* BEGIN *

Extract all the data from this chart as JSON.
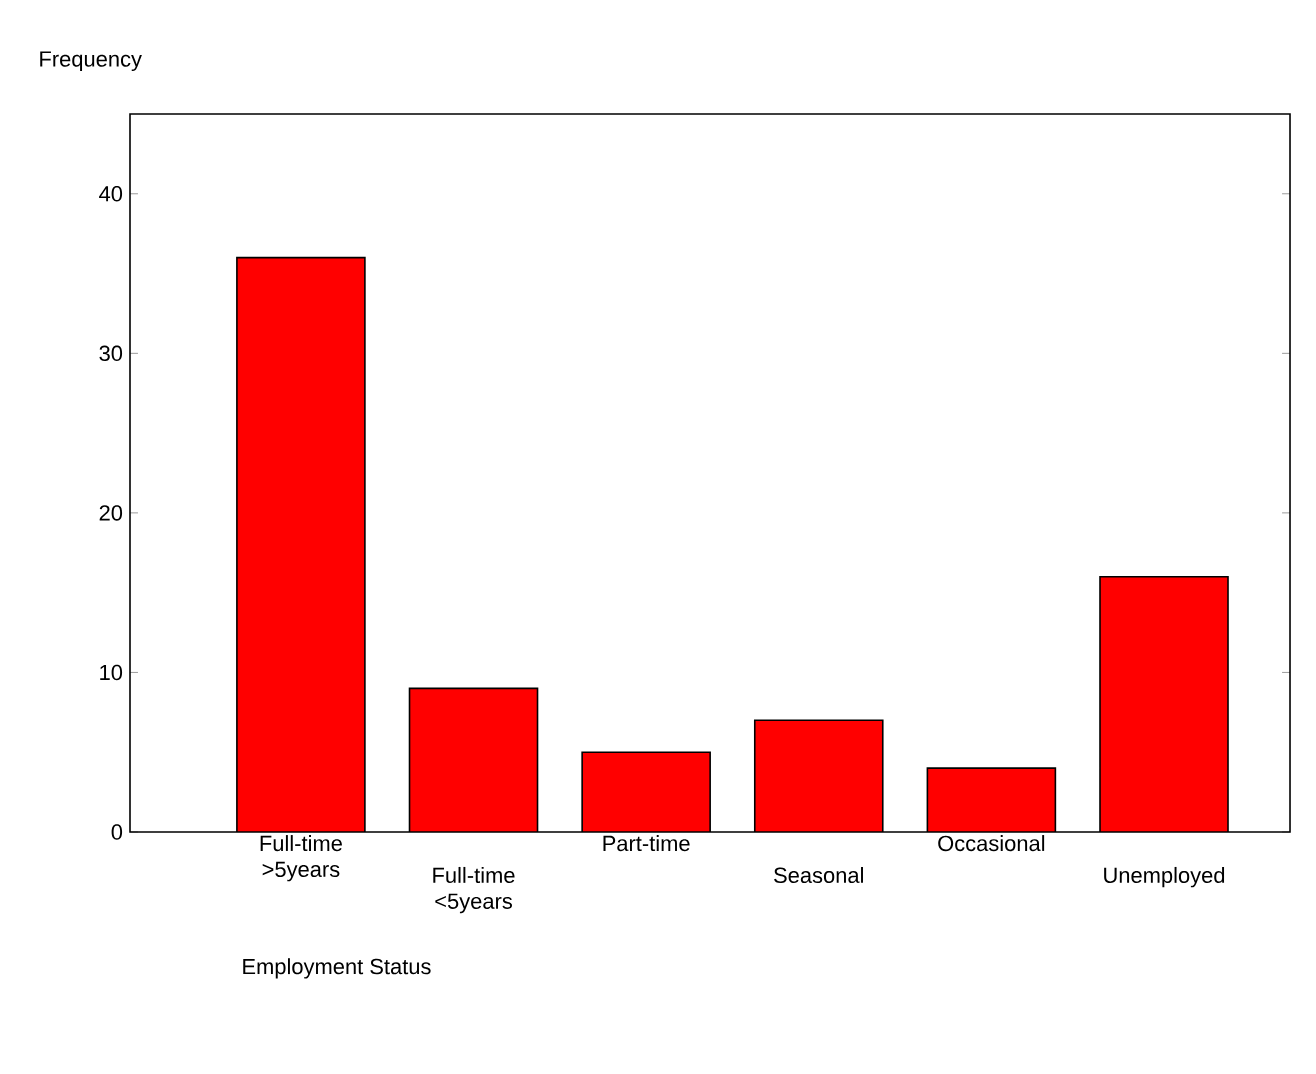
{
  "chart_data": {
    "type": "bar",
    "xlabel": "Employment Status",
    "ylabel": "Frequency",
    "categories": [
      "Full-time >5years",
      "Full-time <5years",
      "Part-time",
      "Seasonal",
      "Occasional",
      "Unemployed"
    ],
    "values": [
      36,
      9,
      5,
      7,
      4,
      16
    ],
    "color": "#ff0000",
    "ylim": [
      0,
      45
    ],
    "yticks": [
      0,
      10,
      20,
      30,
      40
    ],
    "grid": false
  }
}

* END *

_The problem_
Tell how many lines of the data include the word "time", and nothing else.

_Full response_
3